Your objective >> Copy every item below line for line, without a single change, and leave out the pictures.

Entries >>
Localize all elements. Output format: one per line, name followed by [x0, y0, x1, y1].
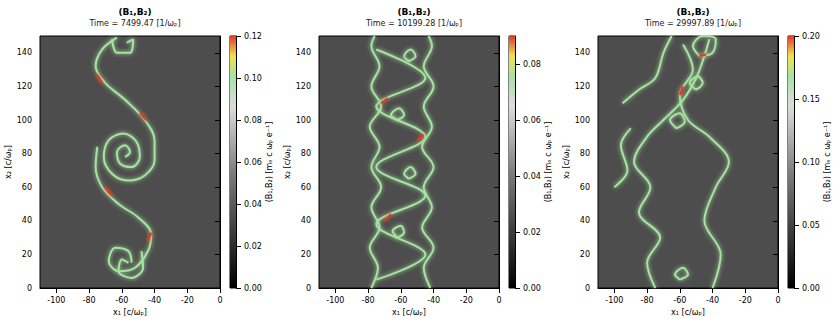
svg-text:100: 100: [575, 116, 590, 125]
svg-text:Time = 10199.28 [1/ωₚ]: Time = 10199.28 [1/ωₚ]: [365, 19, 462, 28]
svg-text:0: 0: [27, 284, 32, 293]
svg-text:120: 120: [575, 82, 590, 91]
svg-text:0: 0: [585, 284, 590, 293]
svg-text:40: 40: [580, 216, 590, 225]
svg-text:80: 80: [22, 149, 32, 158]
svg-text:0.00: 0.00: [802, 284, 820, 293]
svg-text:0.06: 0.06: [523, 116, 541, 125]
svg-text:0.02: 0.02: [244, 242, 262, 251]
svg-text:x₂ [c/ωₚ]: x₂ [c/ωₚ]: [4, 145, 13, 179]
svg-text:20: 20: [22, 250, 32, 259]
svg-text:x₁ [c/ωₚ]: x₁ [c/ωₚ]: [113, 308, 147, 317]
svg-text:-100: -100: [605, 296, 623, 305]
svg-text:80: 80: [301, 149, 311, 158]
svg-text:0: 0: [775, 296, 780, 305]
svg-text:-60: -60: [115, 296, 128, 305]
svg-text:120: 120: [17, 82, 32, 91]
svg-text:-80: -80: [83, 296, 96, 305]
svg-text:x₁ [c/ωₚ]: x₁ [c/ωₚ]: [392, 308, 426, 317]
svg-text:x₂ [c/ωₚ]: x₂ [c/ωₚ]: [283, 145, 292, 179]
svg-text:0.12: 0.12: [244, 32, 262, 41]
svg-text:0: 0: [306, 284, 311, 293]
svg-text:-20: -20: [460, 296, 473, 305]
svg-text:140: 140: [575, 48, 590, 57]
svg-text:Time = 29997.89 [1/ωₚ]: Time = 29997.89 [1/ωₚ]: [644, 19, 741, 28]
svg-text:0.05: 0.05: [802, 221, 820, 230]
svg-text:0.20: 0.20: [802, 32, 820, 41]
svg-text:80: 80: [580, 149, 590, 158]
svg-text:140: 140: [17, 48, 32, 57]
svg-text:(B₁,B₂) [mₑ c ωₚ e⁻¹]: (B₁,B₂) [mₑ c ωₚ e⁻¹]: [265, 122, 274, 203]
svg-text:0.02: 0.02: [523, 228, 541, 237]
svg-text:120: 120: [296, 82, 311, 91]
svg-text:60: 60: [301, 183, 311, 192]
svg-text:-60: -60: [673, 296, 686, 305]
svg-text:60: 60: [580, 183, 590, 192]
svg-text:60: 60: [22, 183, 32, 192]
svg-text:(B₁,B₂): (B₁,B₂): [397, 7, 430, 17]
svg-text:(B₁,B₂) [mₑ c ωₚ e⁻¹]: (B₁,B₂) [mₑ c ωₚ e⁻¹]: [823, 122, 832, 203]
svg-text:40: 40: [301, 216, 311, 225]
svg-text:-40: -40: [427, 296, 440, 305]
svg-text:140: 140: [296, 48, 311, 57]
svg-text:-100: -100: [326, 296, 344, 305]
svg-text:0: 0: [217, 296, 222, 305]
svg-text:-40: -40: [706, 296, 719, 305]
svg-text:100: 100: [17, 116, 32, 125]
svg-text:20: 20: [301, 250, 311, 259]
svg-text:0.08: 0.08: [523, 60, 541, 69]
svg-text:x₂ [c/ωₚ]: x₂ [c/ωₚ]: [562, 145, 571, 179]
svg-text:(B₁,B₂): (B₁,B₂): [118, 7, 151, 17]
svg-text:-80: -80: [362, 296, 375, 305]
svg-text:0: 0: [496, 296, 501, 305]
svg-text:0.08: 0.08: [244, 116, 262, 125]
svg-text:0.15: 0.15: [802, 95, 820, 104]
svg-text:0.04: 0.04: [523, 172, 541, 181]
svg-text:-60: -60: [394, 296, 407, 305]
svg-text:0.00: 0.00: [523, 284, 541, 293]
svg-text:(B₁,B₂) [mₑ c ωₚ e⁻¹]: (B₁,B₂) [mₑ c ωₚ e⁻¹]: [544, 122, 553, 203]
svg-text:0.06: 0.06: [244, 158, 262, 167]
svg-text:-20: -20: [739, 296, 752, 305]
svg-text:100: 100: [296, 116, 311, 125]
svg-text:0.10: 0.10: [802, 158, 820, 167]
svg-text:20: 20: [580, 250, 590, 259]
svg-text:-100: -100: [47, 296, 65, 305]
svg-text:x₁ [c/ωₚ]: x₁ [c/ωₚ]: [671, 308, 705, 317]
svg-text:40: 40: [22, 216, 32, 225]
svg-text:-80: -80: [641, 296, 654, 305]
svg-text:-40: -40: [148, 296, 161, 305]
svg-text:-20: -20: [181, 296, 194, 305]
svg-text:0.00: 0.00: [244, 284, 262, 293]
svg-text:0.04: 0.04: [244, 200, 262, 209]
svg-text:(B₁,B₂): (B₁,B₂): [676, 7, 709, 17]
svg-text:Time = 7499.47 [1/ωₚ]: Time = 7499.47 [1/ωₚ]: [88, 19, 180, 28]
svg-text:0.10: 0.10: [244, 74, 262, 83]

Task result >>
Localize all elements. Output format: one per line, name followed by [x0, y0, x1, y1].
svg-text:100: 100: [575, 116, 590, 125]
svg-text:Time = 10199.28 [1/ωₚ]: Time = 10199.28 [1/ωₚ]: [365, 19, 462, 28]
svg-text:0: 0: [27, 284, 32, 293]
svg-text:120: 120: [575, 82, 590, 91]
svg-text:0: 0: [585, 284, 590, 293]
svg-text:40: 40: [580, 216, 590, 225]
svg-text:80: 80: [22, 149, 32, 158]
svg-text:0.00: 0.00: [802, 284, 820, 293]
svg-text:0.06: 0.06: [523, 116, 541, 125]
svg-text:0.02: 0.02: [244, 242, 262, 251]
svg-text:x₂ [c/ωₚ]: x₂ [c/ωₚ]: [4, 145, 13, 179]
svg-text:20: 20: [22, 250, 32, 259]
svg-text:x₁ [c/ωₚ]: x₁ [c/ωₚ]: [113, 308, 147, 317]
svg-text:-100: -100: [605, 296, 623, 305]
svg-text:80: 80: [301, 149, 311, 158]
svg-text:0: 0: [775, 296, 780, 305]
svg-text:-60: -60: [115, 296, 128, 305]
svg-text:120: 120: [17, 82, 32, 91]
svg-text:-80: -80: [83, 296, 96, 305]
svg-text:x₁ [c/ωₚ]: x₁ [c/ωₚ]: [392, 308, 426, 317]
svg-text:x₂ [c/ωₚ]: x₂ [c/ωₚ]: [283, 145, 292, 179]
svg-text:0.12: 0.12: [244, 32, 262, 41]
svg-text:0: 0: [306, 284, 311, 293]
svg-text:-20: -20: [460, 296, 473, 305]
svg-text:140: 140: [575, 48, 590, 57]
svg-text:Time = 29997.89 [1/ωₚ]: Time = 29997.89 [1/ωₚ]: [644, 19, 741, 28]
svg-text:0.05: 0.05: [802, 221, 820, 230]
svg-text:0.20: 0.20: [802, 32, 820, 41]
svg-text:80: 80: [580, 149, 590, 158]
svg-text:140: 140: [17, 48, 32, 57]
svg-text:(B₁,B₂) [mₑ c ωₚ e⁻¹]: (B₁,B₂) [mₑ c ωₚ e⁻¹]: [265, 122, 274, 203]
svg-text:0.02: 0.02: [523, 228, 541, 237]
svg-text:120: 120: [296, 82, 311, 91]
svg-text:60: 60: [301, 183, 311, 192]
svg-text:-60: -60: [673, 296, 686, 305]
svg-text:60: 60: [580, 183, 590, 192]
svg-text:60: 60: [22, 183, 32, 192]
svg-text:(B₁,B₂): (B₁,B₂): [397, 7, 430, 17]
svg-text:(B₁,B₂) [mₑ c ωₚ e⁻¹]: (B₁,B₂) [mₑ c ωₚ e⁻¹]: [823, 122, 832, 203]
svg-text:40: 40: [301, 216, 311, 225]
svg-text:-40: -40: [427, 296, 440, 305]
svg-text:140: 140: [296, 48, 311, 57]
svg-text:-100: -100: [326, 296, 344, 305]
svg-text:0: 0: [217, 296, 222, 305]
svg-text:-40: -40: [706, 296, 719, 305]
svg-text:100: 100: [17, 116, 32, 125]
svg-text:20: 20: [301, 250, 311, 259]
svg-text:0.08: 0.08: [523, 60, 541, 69]
svg-text:x₂ [c/ωₚ]: x₂ [c/ωₚ]: [562, 145, 571, 179]
svg-text:(B₁,B₂): (B₁,B₂): [118, 7, 151, 17]
svg-text:-80: -80: [362, 296, 375, 305]
svg-text:0: 0: [496, 296, 501, 305]
svg-text:0.08: 0.08: [244, 116, 262, 125]
svg-text:0.15: 0.15: [802, 95, 820, 104]
svg-text:0.04: 0.04: [523, 172, 541, 181]
svg-text:-60: -60: [394, 296, 407, 305]
svg-text:0.00: 0.00: [523, 284, 541, 293]
svg-text:(B₁,B₂) [mₑ c ωₚ e⁻¹]: (B₁,B₂) [mₑ c ωₚ e⁻¹]: [544, 122, 553, 203]
svg-text:0.06: 0.06: [244, 158, 262, 167]
svg-text:-20: -20: [739, 296, 752, 305]
svg-text:100: 100: [296, 116, 311, 125]
svg-text:0.10: 0.10: [802, 158, 820, 167]
svg-text:20: 20: [580, 250, 590, 259]
svg-text:-100: -100: [47, 296, 65, 305]
svg-text:x₁ [c/ωₚ]: x₁ [c/ωₚ]: [671, 308, 705, 317]
svg-text:40: 40: [22, 216, 32, 225]
svg-text:-80: -80: [641, 296, 654, 305]
svg-text:-40: -40: [148, 296, 161, 305]
svg-text:-20: -20: [181, 296, 194, 305]
svg-text:0.00: 0.00: [244, 284, 262, 293]
svg-text:0.04: 0.04: [244, 200, 262, 209]
svg-text:(B₁,B₂): (B₁,B₂): [676, 7, 709, 17]
svg-text:Time = 7499.47 [1/ωₚ]: Time = 7499.47 [1/ωₚ]: [88, 19, 180, 28]
svg-text:0.10: 0.10: [244, 74, 262, 83]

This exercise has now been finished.